* What you have to do: Rewrite the material below, changing every "CHAT: ON" to "CHAT: OFF" and keeping everything else the same. Leave the picture out of your answer.

──────────

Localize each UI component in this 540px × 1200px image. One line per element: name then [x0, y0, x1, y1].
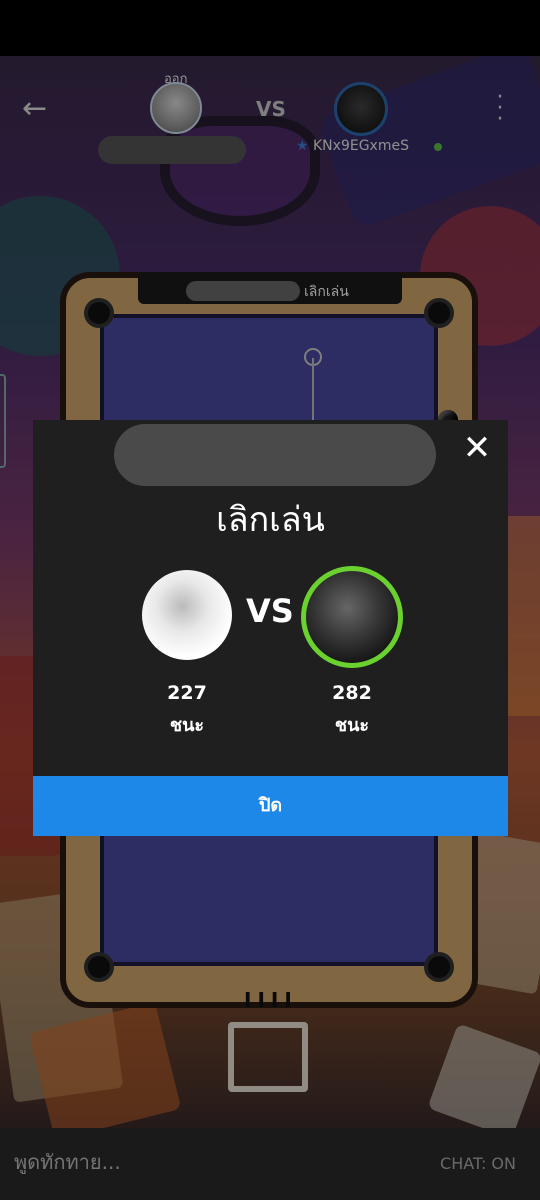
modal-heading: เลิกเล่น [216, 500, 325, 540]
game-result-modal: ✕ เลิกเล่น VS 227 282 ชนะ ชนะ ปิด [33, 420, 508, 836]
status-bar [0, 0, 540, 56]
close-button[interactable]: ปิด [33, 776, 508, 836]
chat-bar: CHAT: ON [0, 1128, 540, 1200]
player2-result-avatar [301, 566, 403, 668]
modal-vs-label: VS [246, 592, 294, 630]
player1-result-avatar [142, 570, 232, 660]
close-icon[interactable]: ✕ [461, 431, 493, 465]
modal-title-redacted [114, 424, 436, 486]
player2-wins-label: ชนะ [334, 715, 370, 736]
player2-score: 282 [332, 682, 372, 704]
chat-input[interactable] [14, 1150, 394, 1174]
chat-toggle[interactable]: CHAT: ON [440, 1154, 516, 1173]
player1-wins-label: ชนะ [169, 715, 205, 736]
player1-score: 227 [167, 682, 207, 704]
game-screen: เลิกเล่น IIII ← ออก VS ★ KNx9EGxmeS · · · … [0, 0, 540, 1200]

──────────

* Right answer:
Localize each UI component in this 540px × 1200px image. One line per element: name then [x0, y0, x1, y1].
modal-heading: เลิกเล่น [216, 500, 325, 540]
game-result-modal: ✕ เลิกเล่น VS 227 282 ชนะ ชนะ ปิด [33, 420, 508, 836]
status-bar [0, 0, 540, 56]
close-button[interactable]: ปิด [33, 776, 508, 836]
chat-bar: CHAT: OFF [0, 1128, 540, 1200]
player2-result-avatar [301, 566, 403, 668]
modal-vs-label: VS [246, 592, 294, 630]
player1-result-avatar [142, 570, 232, 660]
close-icon[interactable]: ✕ [461, 431, 493, 465]
modal-title-redacted [114, 424, 436, 486]
player2-wins-label: ชนะ [334, 715, 370, 736]
player2-score: 282 [332, 682, 372, 704]
chat-input[interactable] [14, 1150, 394, 1174]
chat-toggle[interactable]: CHAT: OFF [440, 1154, 516, 1173]
player1-wins-label: ชนะ [169, 715, 205, 736]
player1-score: 227 [167, 682, 207, 704]
game-screen: เลิกเล่น IIII ← ออก VS ★ KNx9EGxmeS · · · … [0, 0, 540, 1200]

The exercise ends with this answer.